*WHAT YOU WILL DO:*
Lines before the one containing "Convert this document image to plain text." are left out; copy that line and every later line through the end of the data exactly.

*Collected data entries:*
***
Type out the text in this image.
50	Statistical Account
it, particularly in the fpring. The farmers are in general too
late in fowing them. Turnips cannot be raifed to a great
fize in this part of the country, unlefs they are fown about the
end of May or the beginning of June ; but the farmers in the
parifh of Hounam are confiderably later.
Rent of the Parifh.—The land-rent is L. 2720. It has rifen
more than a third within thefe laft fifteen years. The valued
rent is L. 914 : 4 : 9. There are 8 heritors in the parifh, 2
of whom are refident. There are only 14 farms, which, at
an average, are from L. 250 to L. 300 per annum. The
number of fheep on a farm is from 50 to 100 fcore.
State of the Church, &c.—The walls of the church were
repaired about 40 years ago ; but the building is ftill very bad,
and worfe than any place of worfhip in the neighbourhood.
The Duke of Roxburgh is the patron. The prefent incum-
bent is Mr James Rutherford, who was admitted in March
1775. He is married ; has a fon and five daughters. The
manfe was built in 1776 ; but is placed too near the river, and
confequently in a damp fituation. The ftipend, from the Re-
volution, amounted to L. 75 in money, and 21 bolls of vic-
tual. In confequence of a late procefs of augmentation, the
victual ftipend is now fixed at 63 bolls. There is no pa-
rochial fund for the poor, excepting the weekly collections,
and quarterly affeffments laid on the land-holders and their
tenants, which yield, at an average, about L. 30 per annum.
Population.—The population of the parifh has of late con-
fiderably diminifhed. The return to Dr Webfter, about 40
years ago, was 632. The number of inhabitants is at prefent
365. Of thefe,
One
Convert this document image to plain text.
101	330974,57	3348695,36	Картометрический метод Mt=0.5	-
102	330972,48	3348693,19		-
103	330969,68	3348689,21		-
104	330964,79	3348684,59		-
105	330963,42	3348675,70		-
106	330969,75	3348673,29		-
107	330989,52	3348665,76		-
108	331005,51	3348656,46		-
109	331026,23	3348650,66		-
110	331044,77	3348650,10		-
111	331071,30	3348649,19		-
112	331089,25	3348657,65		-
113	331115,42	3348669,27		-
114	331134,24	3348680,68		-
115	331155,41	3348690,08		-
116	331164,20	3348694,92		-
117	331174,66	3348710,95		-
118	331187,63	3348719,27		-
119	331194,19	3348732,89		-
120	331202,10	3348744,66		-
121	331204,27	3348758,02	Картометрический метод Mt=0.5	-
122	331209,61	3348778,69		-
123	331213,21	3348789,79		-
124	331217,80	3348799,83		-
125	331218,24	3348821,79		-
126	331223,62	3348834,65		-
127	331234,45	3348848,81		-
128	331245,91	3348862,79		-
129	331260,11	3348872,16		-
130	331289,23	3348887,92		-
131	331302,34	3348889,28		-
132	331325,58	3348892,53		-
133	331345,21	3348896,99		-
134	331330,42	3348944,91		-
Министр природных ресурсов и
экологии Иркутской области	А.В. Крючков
***
*ANSWER TO THIS EXERCISE:*
Convert this document image to plain text.
101	330974,57	3348695,36	Картометрический метод Mt=0.5	-
102	330972,48	3348693,19		-
103	330969,68	3348689,21		-
104	330964,79	3348684,59		-
105	330963,42	3348675,70		-
106	330969,75	3348673,29		-
107	330989,52	3348665,76		-
108	331005,51	3348656,46		-
109	331026,23	3348650,66		-
110	331044,77	3348650,10		-
111	331071,30	3348649,19		-
112	331089,25	3348657,65		-
113	331115,42	3348669,27		-
114	331134,24	3348680,68		-
115	331155,41	3348690,08		-
116	331164,20	3348694,92		-
117	331174,66	3348710,95		-
118	331187,63	3348719,27		-
119	331194,19	3348732,89		-
120	331202,10	3348744,66		-
121	331204,27	3348758,02	Картометрический метод Mt=0.5	-
122	331209,61	3348778,69		-
123	331213,21	3348789,79		-
124	331217,80	3348799,83		-
125	331218,24	3348821,79		-
126	331223,62	3348834,65		-
127	331234,45	3348848,81		-
128	331245,91	3348862,79		-
129	331260,11	3348872,16		-
130	331289,23	3348887,92		-
131	331302,34	3348889,28		-
132	331325,58	3348892,53		-
133	331345,21	3348896,99		-
134	331330,42	3348944,91		-
Министр природных ресурсов и
экологии Иркутской области	А.В. Крючков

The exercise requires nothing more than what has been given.